*Your objective:* Copy out each line featuring the string "인장하중" from the entries beneath.

*Information supplied:*
++++++

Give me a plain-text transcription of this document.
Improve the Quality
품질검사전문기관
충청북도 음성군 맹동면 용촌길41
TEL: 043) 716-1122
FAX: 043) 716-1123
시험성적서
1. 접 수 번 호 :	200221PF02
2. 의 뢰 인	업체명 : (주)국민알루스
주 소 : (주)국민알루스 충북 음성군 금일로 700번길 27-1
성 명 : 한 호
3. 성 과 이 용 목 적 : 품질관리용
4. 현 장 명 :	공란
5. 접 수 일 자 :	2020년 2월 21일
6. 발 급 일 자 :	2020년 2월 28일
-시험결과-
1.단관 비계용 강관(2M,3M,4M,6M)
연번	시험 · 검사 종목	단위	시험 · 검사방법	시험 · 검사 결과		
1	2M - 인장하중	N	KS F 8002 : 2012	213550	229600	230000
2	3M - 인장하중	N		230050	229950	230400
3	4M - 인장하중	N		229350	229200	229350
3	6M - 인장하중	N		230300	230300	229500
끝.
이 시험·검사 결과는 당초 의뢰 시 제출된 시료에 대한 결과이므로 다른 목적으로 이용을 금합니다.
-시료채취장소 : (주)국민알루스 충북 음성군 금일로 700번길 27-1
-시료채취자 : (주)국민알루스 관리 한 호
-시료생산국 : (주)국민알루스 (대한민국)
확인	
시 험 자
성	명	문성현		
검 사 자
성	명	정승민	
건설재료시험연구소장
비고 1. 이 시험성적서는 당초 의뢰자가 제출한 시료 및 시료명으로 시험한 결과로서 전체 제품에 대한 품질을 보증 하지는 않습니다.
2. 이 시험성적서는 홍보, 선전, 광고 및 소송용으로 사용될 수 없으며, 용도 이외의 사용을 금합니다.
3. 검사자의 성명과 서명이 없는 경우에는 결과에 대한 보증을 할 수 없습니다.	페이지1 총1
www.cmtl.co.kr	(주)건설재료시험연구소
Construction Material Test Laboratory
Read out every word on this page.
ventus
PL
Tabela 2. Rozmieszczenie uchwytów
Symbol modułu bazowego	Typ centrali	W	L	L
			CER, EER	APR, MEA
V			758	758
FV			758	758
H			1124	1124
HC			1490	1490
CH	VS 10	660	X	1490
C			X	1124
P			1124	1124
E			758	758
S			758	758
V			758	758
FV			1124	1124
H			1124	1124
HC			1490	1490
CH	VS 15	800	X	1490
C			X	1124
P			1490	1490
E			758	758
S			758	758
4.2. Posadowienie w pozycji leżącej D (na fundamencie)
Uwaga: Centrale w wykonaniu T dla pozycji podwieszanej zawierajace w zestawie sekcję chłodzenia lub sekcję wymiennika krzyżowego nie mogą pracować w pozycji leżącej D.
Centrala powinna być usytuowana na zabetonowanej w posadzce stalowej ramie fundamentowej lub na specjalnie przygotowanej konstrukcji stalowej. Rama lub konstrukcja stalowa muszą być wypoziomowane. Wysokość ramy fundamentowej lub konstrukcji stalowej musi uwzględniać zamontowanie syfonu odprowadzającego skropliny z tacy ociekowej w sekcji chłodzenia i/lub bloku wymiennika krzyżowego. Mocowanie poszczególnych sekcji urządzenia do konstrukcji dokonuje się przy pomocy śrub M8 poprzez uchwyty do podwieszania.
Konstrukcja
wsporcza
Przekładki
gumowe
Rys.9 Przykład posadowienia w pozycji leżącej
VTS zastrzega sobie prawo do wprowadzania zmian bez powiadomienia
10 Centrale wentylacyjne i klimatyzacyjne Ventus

++++++

*Response for this exercise:*
1	2M - 인장하중	N	KS F 8002 : 2012	213550	229600	230000
2	3M - 인장하중	N		230050	229950	230400
3	4M - 인장하중	N		229350	229200	229350
3	6M - 인장하중	N		230300	230300	229500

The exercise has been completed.